▶ What to do:
Report how many lines in the listing below include the word "给予医疗护理". Write nothing besides the number.

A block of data
============

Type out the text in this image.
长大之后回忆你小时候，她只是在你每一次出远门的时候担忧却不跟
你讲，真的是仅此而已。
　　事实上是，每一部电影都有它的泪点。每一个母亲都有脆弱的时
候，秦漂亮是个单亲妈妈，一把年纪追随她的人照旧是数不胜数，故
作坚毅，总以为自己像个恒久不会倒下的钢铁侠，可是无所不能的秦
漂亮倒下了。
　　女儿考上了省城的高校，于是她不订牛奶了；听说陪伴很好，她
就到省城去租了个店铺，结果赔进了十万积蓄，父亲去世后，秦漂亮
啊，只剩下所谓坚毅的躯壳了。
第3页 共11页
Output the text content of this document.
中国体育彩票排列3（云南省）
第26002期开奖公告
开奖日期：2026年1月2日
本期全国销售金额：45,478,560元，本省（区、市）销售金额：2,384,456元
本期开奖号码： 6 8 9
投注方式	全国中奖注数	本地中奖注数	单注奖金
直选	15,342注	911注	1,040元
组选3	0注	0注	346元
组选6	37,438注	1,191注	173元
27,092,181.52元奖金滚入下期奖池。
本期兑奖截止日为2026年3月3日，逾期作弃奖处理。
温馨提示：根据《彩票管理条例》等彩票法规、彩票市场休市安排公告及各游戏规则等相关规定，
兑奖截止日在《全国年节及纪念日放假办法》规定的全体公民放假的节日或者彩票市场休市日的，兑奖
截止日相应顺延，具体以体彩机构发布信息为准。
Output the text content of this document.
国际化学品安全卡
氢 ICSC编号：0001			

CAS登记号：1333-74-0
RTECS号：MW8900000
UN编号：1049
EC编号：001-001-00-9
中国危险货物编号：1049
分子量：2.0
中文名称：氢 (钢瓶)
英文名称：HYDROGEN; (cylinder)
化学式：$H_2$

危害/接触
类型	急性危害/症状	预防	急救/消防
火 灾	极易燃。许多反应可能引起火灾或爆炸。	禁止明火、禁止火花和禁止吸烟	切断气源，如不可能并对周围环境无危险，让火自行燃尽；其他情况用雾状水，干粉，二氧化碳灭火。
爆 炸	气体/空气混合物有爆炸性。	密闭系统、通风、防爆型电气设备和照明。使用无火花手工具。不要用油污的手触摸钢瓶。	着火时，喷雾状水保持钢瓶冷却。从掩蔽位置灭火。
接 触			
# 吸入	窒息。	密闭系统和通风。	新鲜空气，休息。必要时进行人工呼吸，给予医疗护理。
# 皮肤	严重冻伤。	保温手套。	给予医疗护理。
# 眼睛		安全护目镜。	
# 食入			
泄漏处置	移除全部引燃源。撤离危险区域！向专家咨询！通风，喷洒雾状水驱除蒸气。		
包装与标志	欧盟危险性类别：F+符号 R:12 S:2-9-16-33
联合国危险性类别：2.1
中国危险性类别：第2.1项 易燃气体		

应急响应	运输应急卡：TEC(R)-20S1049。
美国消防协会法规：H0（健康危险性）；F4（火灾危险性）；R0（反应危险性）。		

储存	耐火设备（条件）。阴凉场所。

============

▶ The completed task:
2